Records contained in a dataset
#####
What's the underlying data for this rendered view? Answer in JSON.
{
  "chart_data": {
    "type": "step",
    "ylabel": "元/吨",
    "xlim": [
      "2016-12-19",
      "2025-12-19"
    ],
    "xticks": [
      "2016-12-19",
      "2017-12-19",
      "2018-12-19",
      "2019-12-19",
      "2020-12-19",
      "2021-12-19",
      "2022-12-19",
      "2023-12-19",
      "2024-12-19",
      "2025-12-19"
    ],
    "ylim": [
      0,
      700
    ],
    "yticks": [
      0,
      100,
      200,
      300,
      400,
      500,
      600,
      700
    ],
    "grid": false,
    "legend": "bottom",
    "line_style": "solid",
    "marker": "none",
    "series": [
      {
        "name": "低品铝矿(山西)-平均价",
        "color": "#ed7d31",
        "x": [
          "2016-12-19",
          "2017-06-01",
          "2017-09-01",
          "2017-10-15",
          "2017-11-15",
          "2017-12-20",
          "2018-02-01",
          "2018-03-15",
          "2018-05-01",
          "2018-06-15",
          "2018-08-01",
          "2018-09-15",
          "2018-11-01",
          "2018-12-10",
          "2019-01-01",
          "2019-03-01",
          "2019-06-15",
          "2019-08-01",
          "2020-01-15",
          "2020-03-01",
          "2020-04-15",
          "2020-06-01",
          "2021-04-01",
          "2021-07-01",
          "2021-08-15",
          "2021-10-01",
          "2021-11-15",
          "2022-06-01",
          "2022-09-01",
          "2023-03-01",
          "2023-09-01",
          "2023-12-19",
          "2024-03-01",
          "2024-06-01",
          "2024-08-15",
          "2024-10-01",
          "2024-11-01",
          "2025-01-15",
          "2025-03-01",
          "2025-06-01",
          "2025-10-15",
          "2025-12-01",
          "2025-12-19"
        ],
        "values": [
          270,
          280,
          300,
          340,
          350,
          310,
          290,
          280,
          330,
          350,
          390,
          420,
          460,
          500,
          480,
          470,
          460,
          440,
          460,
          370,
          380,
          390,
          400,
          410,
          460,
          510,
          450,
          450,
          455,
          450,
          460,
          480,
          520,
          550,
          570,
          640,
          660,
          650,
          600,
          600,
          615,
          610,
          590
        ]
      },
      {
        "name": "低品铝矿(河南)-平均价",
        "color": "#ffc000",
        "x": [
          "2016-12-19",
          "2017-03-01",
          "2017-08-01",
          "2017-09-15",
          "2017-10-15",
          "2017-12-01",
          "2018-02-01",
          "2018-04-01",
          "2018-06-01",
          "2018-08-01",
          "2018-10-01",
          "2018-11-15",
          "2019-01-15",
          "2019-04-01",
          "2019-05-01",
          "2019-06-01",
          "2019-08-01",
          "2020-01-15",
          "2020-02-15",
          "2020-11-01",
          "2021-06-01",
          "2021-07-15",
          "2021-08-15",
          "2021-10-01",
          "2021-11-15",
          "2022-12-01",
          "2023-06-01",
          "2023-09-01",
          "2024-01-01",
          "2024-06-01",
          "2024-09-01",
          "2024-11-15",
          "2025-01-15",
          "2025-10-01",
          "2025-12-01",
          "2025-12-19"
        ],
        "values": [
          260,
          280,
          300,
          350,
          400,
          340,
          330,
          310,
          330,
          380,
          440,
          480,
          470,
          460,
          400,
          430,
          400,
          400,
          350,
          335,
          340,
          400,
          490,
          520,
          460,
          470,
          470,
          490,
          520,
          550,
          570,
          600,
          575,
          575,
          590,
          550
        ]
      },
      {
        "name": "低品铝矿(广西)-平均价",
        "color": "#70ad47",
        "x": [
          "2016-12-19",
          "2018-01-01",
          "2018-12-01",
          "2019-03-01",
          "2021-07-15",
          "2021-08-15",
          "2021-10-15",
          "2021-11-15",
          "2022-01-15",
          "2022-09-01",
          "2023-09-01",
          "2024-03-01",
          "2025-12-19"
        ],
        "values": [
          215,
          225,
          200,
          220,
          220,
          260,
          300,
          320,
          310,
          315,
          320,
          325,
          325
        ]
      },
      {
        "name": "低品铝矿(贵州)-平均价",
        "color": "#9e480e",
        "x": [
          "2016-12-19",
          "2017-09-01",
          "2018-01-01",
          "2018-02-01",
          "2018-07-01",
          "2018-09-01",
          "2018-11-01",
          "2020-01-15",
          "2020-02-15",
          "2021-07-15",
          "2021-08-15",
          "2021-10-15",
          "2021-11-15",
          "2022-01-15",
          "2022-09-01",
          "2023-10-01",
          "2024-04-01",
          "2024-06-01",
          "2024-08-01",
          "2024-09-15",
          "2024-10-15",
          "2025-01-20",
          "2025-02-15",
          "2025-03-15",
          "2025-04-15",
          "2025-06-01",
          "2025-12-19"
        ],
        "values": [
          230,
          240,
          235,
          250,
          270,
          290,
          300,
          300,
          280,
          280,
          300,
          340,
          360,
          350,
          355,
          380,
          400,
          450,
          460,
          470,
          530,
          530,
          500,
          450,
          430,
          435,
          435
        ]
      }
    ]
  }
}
#####
EXERCISE DETAILS:
Every record above should be copied exactly.

RESULT OF THIS TASK:
What's the underlying data for this rendered view? Answer in JSON.
{
  "chart_data": {
    "type": "step",
    "ylabel": "元/吨",
    "xlim": [
      "2016-12-19",
      "2025-12-19"
    ],
    "xticks": [
      "2016-12-19",
      "2017-12-19",
      "2018-12-19",
      "2019-12-19",
      "2020-12-19",
      "2021-12-19",
      "2022-12-19",
      "2023-12-19",
      "2024-12-19",
      "2025-12-19"
    ],
    "ylim": [
      0,
      700
    ],
    "yticks": [
      0,
      100,
      200,
      300,
      400,
      500,
      600,
      700
    ],
    "grid": false,
    "legend": "bottom",
    "line_style": "solid",
    "marker": "none",
    "series": [
      {
        "name": "低品铝矿(山西)-平均价",
        "color": "#ed7d31",
        "x": [
          "2016-12-19",
          "2017-06-01",
          "2017-09-01",
          "2017-10-15",
          "2017-11-15",
          "2017-12-20",
          "2018-02-01",
          "2018-03-15",
          "2018-05-01",
          "2018-06-15",
          "2018-08-01",
          "2018-09-15",
          "2018-11-01",
          "2018-12-10",
          "2019-01-01",
          "2019-03-01",
          "2019-06-15",
          "2019-08-01",
          "2020-01-15",
          "2020-03-01",
          "2020-04-15",
          "2020-06-01",
          "2021-04-01",
          "2021-07-01",
          "2021-08-15",
          "2021-10-01",
          "2021-11-15",
          "2022-06-01",
          "2022-09-01",
          "2023-03-01",
          "2023-09-01",
          "2023-12-19",
          "2024-03-01",
          "2024-06-01",
          "2024-08-15",
          "2024-10-01",
          "2024-11-01",
          "2025-01-15",
          "2025-03-01",
          "2025-06-01",
          "2025-10-15",
          "2025-12-01",
          "2025-12-19"
        ],
        "values": [
          270,
          280,
          300,
          340,
          350,
          310,
          290,
          280,
          330,
          350,
          390,
          420,
          460,
          500,
          480,
          470,
          460,
          440,
          460,
          370,
          380,
          390,
          400,
          410,
          460,
          510,
          450,
          450,
          455,
          450,
          460,
          480,
          520,
          550,
          570,
          640,
          660,
          650,
          600,
          600,
          615,
          610,
          590
        ]
      },
      {
        "name": "低品铝矿(河南)-平均价",
        "color": "#ffc000",
        "x": [
          "2016-12-19",
          "2017-03-01",
          "2017-08-01",
          "2017-09-15",
          "2017-10-15",
          "2017-12-01",
          "2018-02-01",
          "2018-04-01",
          "2018-06-01",
          "2018-08-01",
          "2018-10-01",
          "2018-11-15",
          "2019-01-15",
          "2019-04-01",
          "2019-05-01",
          "2019-06-01",
          "2019-08-01",
          "2020-01-15",
          "2020-02-15",
          "2020-11-01",
          "2021-06-01",
          "2021-07-15",
          "2021-08-15",
          "2021-10-01",
          "2021-11-15",
          "2022-12-01",
          "2023-06-01",
          "2023-09-01",
          "2024-01-01",
          "2024-06-01",
          "2024-09-01",
          "2024-11-15",
          "2025-01-15",
          "2025-10-01",
          "2025-12-01",
          "2025-12-19"
        ],
        "values": [
          260,
          280,
          300,
          350,
          400,
          340,
          330,
          310,
          330,
          380,
          440,
          480,
          470,
          460,
          400,
          430,
          400,
          400,
          350,
          335,
          340,
          400,
          490,
          520,
          460,
          470,
          470,
          490,
          520,
          550,
          570,
          600,
          575,
          575,
          590,
          550
        ]
      },
      {
        "name": "低品铝矿(广西)-平均价",
        "color": "#70ad47",
        "x": [
          "2016-12-19",
          "2018-01-01",
          "2018-12-01",
          "2019-03-01",
          "2021-07-15",
          "2021-08-15",
          "2021-10-15",
          "2021-11-15",
          "2022-01-15",
          "2022-09-01",
          "2023-09-01",
          "2024-03-01",
          "2025-12-19"
        ],
        "values": [
          215,
          225,
          200,
          220,
          220,
          260,
          300,
          320,
          310,
          315,
          320,
          325,
          325
        ]
      },
      {
        "name": "低品铝矿(贵州)-平均价",
        "color": "#9e480e",
        "x": [
          "2016-12-19",
          "2017-09-01",
          "2018-01-01",
          "2018-02-01",
          "2018-07-01",
          "2018-09-01",
          "2018-11-01",
          "2020-01-15",
          "2020-02-15",
          "2021-07-15",
          "2021-08-15",
          "2021-10-15",
          "2021-11-15",
          "2022-01-15",
          "2022-09-01",
          "2023-10-01",
          "2024-04-01",
          "2024-06-01",
          "2024-08-01",
          "2024-09-15",
          "2024-10-15",
          "2025-01-20",
          "2025-02-15",
          "2025-03-15",
          "2025-04-15",
          "2025-06-01",
          "2025-12-19"
        ],
        "values": [
          230,
          240,
          235,
          250,
          270,
          290,
          300,
          300,
          280,
          280,
          300,
          340,
          360,
          350,
          355,
          380,
          400,
          450,
          460,
          470,
          530,
          530,
          500,
          450,
          430,
          435,
          435
        ]
      }
    ]
  }
}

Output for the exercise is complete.